The printing unit 50 performs inkjet printing by discharging inks. As illustrated in FIG. 1, the printing unit 50 has a Y bar 101 extending in the main scanning direction, an ink tank 102, and a carriage 103. The ink tank 102 contains inks to be discharged onto the outer surface WS of the print object W located by the print object holding tool 11 at the printing position. In the ink tank 102, M (magenta), C (cyan), Y (yellow), and K (black) inks are stored in different containers. The degrees of cure of the inks stored in the ink tank 102 are variable under exposure to ultraviolet light.
By moving the carriage 103, a new design is printed on the outer surface WS of the print object W located at the printing position by the print object holding tool 11. The carriage 103 is allowed to reciprocate along the Y bar 101 in the main scanning direction parallel to the horizontal direction. As the carriage 103 mounted with an ink discharger 109 discharging the inks and ultraviolet irradiators 108 irradiating the inks with ultraviolet light moves in the main scanning direction, a new design is printed on the outer surface WS of the print object W. The carriage 103 is moved in the direction (main scanning direction) orthogonal to the transport direction of the print object W (sub scanning direction). The carriage 103 has a holder 107 and a pair of ultraviolet irradiators 108. The ultraviolet irradiators are disposed on both sides of the holder 107 in the main scanning direction.

(Dataset entries)
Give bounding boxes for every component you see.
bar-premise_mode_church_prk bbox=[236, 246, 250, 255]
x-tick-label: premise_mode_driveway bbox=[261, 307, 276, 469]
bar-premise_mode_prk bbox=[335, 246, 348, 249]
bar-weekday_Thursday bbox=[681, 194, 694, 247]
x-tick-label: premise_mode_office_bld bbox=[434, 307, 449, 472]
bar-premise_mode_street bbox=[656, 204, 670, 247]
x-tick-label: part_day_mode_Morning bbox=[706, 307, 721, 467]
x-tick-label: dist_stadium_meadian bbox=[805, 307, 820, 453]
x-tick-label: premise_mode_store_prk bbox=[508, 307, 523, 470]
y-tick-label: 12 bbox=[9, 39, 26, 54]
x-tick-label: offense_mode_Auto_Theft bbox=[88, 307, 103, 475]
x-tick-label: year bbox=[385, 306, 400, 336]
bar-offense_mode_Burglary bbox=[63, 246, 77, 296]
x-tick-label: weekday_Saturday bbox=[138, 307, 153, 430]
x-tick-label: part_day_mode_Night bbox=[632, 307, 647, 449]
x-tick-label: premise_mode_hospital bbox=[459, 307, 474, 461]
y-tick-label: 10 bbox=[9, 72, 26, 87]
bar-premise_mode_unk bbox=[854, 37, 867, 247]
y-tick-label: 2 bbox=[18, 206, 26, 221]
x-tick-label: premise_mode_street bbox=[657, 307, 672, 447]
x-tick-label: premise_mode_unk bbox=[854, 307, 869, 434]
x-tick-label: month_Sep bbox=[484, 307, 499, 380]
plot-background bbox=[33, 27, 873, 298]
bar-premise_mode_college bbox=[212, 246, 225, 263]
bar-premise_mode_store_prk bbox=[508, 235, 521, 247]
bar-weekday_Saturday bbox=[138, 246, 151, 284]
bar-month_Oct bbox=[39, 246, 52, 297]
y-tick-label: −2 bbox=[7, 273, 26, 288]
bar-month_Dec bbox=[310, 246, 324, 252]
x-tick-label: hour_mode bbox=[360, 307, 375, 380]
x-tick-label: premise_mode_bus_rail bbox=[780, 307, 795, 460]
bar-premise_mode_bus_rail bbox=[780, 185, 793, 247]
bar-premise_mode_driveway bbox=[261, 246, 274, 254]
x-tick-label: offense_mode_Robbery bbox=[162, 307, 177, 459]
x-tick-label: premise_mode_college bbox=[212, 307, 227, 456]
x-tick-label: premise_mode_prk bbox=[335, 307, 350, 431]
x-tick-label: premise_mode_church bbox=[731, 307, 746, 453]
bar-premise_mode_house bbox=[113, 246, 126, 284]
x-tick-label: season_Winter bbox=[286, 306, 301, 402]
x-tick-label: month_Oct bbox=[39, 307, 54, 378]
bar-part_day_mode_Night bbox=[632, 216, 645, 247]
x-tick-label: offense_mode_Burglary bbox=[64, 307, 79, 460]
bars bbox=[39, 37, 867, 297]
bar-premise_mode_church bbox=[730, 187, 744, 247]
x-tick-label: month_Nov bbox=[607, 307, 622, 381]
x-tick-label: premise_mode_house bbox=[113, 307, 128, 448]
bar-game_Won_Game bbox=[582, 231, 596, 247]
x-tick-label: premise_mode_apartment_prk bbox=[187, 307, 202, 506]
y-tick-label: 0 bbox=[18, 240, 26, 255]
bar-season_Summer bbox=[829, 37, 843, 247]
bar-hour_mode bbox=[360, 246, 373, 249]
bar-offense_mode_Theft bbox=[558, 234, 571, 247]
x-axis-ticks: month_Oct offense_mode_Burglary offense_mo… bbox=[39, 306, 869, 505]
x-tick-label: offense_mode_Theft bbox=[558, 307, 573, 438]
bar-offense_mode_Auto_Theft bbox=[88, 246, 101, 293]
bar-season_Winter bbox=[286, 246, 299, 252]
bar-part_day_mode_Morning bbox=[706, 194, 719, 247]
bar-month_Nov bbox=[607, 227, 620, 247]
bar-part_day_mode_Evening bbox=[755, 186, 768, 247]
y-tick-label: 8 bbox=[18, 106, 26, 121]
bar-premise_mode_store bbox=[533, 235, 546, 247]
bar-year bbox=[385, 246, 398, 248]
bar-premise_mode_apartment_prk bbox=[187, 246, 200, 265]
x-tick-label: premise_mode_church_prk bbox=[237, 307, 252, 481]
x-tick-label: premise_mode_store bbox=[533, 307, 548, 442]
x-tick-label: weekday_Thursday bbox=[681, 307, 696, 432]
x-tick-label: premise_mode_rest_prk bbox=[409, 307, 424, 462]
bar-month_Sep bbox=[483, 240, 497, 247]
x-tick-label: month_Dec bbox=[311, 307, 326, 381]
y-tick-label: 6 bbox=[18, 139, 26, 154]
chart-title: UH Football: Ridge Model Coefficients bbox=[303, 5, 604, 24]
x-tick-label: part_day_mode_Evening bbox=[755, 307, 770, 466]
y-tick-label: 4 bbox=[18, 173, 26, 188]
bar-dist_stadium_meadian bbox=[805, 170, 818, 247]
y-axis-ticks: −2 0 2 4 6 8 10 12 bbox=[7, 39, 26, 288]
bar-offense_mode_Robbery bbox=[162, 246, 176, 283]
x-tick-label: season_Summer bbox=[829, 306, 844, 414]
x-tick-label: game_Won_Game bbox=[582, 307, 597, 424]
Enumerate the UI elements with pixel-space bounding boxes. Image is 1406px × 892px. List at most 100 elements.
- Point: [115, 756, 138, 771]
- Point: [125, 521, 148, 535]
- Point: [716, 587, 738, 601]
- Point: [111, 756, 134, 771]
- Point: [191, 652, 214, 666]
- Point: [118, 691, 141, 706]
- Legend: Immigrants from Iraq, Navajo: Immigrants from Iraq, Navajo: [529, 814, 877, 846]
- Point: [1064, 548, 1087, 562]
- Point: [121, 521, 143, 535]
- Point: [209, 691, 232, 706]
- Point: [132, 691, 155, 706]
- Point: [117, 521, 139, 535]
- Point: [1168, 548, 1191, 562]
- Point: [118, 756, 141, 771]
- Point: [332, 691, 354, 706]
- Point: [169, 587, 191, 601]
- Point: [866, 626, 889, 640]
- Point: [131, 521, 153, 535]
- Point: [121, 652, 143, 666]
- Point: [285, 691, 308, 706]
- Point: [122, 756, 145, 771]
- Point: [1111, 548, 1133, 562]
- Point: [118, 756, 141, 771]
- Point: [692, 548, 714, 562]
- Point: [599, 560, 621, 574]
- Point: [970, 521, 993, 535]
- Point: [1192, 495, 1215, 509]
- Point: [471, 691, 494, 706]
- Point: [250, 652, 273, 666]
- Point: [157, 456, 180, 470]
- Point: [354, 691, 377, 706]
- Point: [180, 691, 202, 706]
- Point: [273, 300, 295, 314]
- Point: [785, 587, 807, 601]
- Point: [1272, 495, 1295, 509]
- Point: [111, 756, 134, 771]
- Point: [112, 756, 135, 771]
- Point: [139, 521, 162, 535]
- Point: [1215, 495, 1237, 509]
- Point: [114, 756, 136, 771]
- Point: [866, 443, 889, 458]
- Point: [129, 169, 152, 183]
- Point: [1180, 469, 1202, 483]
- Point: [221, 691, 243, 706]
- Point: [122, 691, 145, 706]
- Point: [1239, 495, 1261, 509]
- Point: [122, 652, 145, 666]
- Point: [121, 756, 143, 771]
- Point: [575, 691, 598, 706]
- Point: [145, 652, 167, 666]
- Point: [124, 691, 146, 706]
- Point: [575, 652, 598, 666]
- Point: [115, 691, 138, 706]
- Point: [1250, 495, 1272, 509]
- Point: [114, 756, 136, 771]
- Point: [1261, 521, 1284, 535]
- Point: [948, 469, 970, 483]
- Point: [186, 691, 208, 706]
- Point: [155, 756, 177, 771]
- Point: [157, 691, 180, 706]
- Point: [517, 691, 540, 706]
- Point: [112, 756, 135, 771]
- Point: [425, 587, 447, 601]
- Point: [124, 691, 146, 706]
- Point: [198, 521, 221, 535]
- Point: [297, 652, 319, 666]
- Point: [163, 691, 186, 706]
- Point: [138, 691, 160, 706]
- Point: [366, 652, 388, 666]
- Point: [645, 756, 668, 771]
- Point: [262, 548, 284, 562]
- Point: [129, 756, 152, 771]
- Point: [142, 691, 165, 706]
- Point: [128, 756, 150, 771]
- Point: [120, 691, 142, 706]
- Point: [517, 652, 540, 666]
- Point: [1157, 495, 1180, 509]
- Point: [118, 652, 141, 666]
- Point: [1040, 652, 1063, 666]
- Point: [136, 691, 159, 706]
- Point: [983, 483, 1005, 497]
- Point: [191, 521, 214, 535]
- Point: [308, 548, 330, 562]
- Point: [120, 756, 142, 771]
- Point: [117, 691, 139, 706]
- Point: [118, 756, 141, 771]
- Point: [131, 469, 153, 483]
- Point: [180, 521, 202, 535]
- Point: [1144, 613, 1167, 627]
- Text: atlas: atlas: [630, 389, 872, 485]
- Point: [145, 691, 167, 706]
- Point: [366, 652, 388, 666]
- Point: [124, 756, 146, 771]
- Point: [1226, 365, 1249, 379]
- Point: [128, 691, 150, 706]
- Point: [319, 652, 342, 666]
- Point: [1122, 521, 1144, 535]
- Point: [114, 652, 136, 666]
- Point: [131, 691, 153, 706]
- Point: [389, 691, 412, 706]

* WHAT YOU WILL DO *
#1 Copy the part of the printing unit description from "The printing unit 50 performs" to "to ultraviolet light.".
#2 Turn the dataset entries, from their first line to the line with "y-tick-label: 10 bbox=[9, 72, 26, 87]", into a Markdown table with the columns Row and Line, skipping any blank lines.

* OUTPUTS IN ORDER *
#1
The printing unit 50 performs inkjet printing by discharging inks. As illustrated in FIG. 1, the printing unit 50 has a Y bar 101 extending in the main scanning direction, an ink tank 102, and a carriage 103. The ink tank 102 contains inks to be discharged onto the outer surface WS of the print object W located by the print object holding tool 11 at the printing position. In the ink tank 102, M (magenta), C (cyan), Y (yellow), and K (black) inks are stored in different containers. The degrees of cure of the inks stored in the ink tank 102 are variable under exposure to ultraviolet light.

#2
| Row | Line |
|---|---|
| 1 | Give bounding boxes for every component you see. |
| 2 | bar-premise_mode_church_prk bbox=[236, 246, 250, 255] |
| 3 | x-tick-label: premise_mode_driveway bbox=[261, 307, 276, 469] |
| 4 | bar-premise_mode_prk bbox=[335, 246, 348, 249] |
| 5 | bar-weekday_Thursday bbox=[681, 194, 694, 247] |
| 6 | x-tick-label: premise_mode_office_bld bbox=[434, 307, 449, 472] |
| 7 | bar-premise_mode_street bbox=[656, 204, 670, 247] |
| 8 | x-tick-label: part_day_mode_Morning bbox=[706, 307, 721, 467] |
| 9 | x-tick-label: dist_stadium_meadian bbox=[805, 307, 820, 453] |
| 10 | x-tick-label: premise_mode_store_prk bbox=[508, 307, 523, 470] |
| 11 | y-tick-label: 12 bbox=[9, 39, 26, 54] |
| 12 | x-tick-label: offense_mode_Auto_Theft bbox=[88, 307, 103, 475] |
| 13 | x-tick-label: year bbox=[385, 306, 400, 336] |
| 14 | bar-offense_mode_Burglary bbox=[63, 246, 77, 296] |
| 15 | x-tick-label: weekday_Saturday bbox=[138, 307, 153, 430] |
| 16 | x-tick-label: part_day_mode_Night bbox=[632, 307, 647, 449] |
| 17 | x-tick-label: premise_mode_hospital bbox=[459, 307, 474, 461] |
| 18 | y-tick-label: 10 bbox=[9, 72, 26, 87] |